------ Data shown

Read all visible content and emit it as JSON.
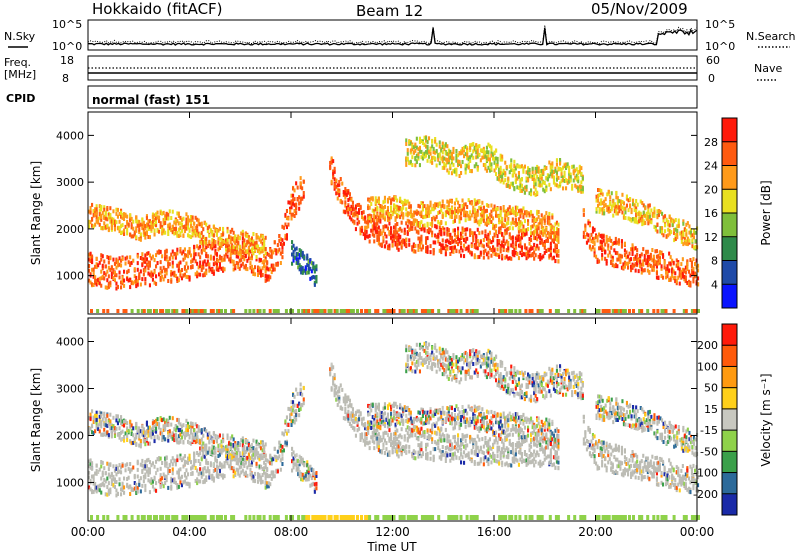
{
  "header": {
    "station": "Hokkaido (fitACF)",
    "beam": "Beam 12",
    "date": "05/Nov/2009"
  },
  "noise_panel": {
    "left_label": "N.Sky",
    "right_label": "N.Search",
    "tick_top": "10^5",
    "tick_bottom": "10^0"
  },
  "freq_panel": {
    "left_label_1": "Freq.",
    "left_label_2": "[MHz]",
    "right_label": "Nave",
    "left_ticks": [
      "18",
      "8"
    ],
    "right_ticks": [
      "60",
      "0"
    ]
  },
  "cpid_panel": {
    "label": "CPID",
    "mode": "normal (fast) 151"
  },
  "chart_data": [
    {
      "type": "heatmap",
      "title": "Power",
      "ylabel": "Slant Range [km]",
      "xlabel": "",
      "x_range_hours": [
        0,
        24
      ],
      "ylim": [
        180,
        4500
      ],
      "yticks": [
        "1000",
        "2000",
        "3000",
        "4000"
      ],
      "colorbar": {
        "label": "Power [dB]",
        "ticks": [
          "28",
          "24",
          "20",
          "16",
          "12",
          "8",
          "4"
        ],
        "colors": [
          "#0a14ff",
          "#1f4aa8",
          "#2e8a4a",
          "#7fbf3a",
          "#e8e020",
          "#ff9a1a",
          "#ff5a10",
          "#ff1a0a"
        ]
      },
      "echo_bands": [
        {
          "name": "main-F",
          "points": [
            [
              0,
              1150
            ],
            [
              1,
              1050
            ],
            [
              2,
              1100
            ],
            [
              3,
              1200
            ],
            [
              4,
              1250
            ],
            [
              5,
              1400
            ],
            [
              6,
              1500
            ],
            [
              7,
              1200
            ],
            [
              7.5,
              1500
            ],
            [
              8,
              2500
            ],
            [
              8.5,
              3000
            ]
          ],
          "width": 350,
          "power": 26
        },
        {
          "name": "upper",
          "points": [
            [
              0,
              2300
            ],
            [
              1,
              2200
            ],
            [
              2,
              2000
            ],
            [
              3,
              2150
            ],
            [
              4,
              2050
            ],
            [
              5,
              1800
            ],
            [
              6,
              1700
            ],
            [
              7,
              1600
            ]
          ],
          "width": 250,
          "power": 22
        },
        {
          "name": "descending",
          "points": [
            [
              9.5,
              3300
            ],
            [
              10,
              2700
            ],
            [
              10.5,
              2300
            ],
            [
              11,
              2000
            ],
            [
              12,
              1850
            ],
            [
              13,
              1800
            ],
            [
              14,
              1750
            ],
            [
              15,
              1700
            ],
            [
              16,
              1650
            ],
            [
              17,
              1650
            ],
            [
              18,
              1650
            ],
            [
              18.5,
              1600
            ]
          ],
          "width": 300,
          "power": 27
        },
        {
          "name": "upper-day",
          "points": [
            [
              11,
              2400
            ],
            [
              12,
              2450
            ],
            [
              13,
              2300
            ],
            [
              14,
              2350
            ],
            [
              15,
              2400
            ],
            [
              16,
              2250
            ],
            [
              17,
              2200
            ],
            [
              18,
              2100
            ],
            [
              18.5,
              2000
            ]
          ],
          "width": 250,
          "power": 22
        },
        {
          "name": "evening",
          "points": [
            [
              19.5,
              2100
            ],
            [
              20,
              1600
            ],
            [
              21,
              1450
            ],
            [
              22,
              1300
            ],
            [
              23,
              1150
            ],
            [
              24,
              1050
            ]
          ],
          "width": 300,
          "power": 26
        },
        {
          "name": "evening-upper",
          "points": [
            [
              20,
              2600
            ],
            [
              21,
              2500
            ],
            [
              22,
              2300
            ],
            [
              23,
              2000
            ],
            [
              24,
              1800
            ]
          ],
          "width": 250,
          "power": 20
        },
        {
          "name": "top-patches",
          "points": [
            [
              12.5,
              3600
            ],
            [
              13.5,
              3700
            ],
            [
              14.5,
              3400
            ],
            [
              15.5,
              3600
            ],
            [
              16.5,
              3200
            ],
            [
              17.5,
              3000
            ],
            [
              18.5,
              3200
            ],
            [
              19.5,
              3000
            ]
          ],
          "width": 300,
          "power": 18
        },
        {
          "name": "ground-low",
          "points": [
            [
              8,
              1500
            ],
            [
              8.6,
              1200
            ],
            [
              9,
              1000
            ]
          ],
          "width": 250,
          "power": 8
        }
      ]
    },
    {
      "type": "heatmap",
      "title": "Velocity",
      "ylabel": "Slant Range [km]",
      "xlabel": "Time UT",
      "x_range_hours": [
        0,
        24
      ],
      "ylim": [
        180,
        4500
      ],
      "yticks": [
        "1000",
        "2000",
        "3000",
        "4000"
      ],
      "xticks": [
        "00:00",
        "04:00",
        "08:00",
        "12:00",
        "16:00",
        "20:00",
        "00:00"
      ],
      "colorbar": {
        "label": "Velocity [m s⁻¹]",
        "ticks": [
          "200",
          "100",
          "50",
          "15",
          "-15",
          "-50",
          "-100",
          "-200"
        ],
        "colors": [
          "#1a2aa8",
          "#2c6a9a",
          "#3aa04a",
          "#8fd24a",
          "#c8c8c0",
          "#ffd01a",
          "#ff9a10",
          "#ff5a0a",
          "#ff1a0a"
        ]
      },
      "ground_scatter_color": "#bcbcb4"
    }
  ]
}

------------
------ Data shown

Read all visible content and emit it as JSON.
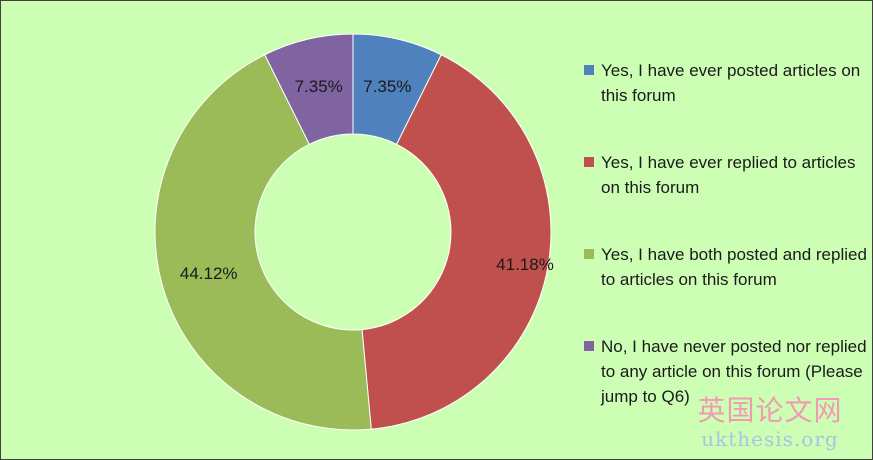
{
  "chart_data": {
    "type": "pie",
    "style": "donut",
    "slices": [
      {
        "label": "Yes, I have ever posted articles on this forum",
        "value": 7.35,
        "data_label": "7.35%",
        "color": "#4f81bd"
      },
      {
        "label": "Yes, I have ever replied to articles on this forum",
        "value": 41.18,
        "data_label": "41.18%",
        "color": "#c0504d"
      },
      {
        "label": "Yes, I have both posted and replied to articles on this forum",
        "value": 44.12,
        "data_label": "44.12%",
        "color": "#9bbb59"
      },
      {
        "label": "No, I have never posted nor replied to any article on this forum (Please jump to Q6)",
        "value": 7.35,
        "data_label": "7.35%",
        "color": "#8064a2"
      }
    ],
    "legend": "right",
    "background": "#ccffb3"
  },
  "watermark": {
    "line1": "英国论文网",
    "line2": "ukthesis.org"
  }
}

------------
------ Data shown

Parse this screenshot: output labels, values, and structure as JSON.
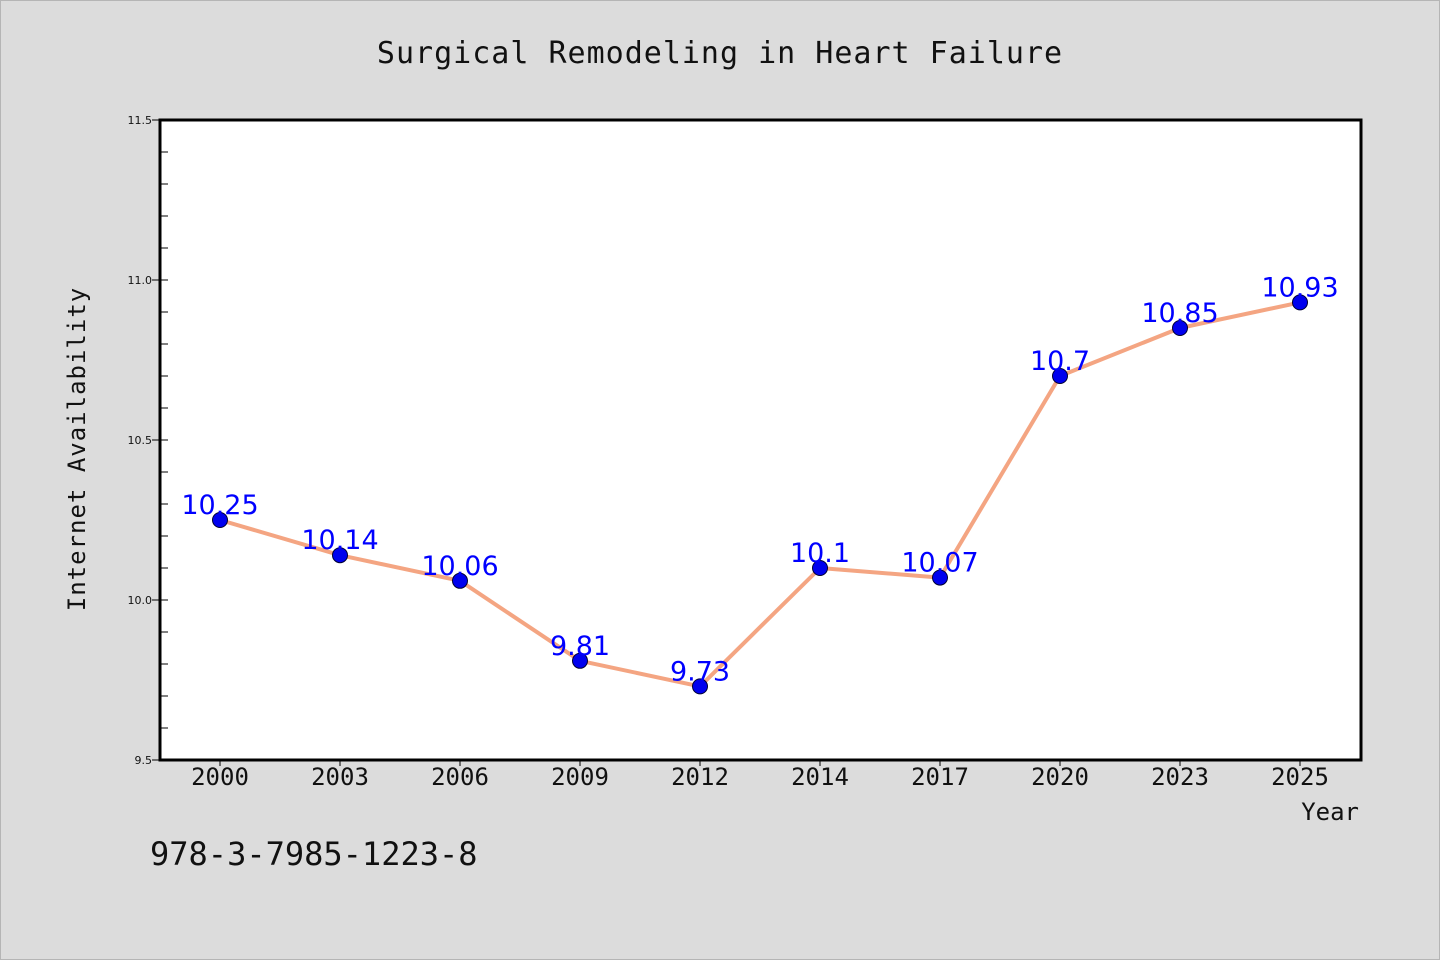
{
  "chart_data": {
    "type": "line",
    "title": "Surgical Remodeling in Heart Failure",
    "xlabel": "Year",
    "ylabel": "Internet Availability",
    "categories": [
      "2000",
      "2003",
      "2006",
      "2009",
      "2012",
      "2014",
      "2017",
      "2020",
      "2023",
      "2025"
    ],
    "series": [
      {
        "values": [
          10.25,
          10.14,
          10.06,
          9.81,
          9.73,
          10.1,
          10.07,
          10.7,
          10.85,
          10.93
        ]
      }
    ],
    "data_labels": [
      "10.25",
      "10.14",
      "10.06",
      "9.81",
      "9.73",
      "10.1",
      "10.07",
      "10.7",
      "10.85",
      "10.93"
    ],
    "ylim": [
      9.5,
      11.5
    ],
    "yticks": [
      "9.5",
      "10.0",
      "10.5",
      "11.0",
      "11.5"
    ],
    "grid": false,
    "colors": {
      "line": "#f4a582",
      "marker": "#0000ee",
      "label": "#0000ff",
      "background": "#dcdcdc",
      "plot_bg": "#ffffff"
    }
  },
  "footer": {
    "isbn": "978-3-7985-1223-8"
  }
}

------------

What to do:
Read through the data and copy every line where "background" shows up.

Task response:
    "background": "#ccffb3"
      "background": "#dcdcdc",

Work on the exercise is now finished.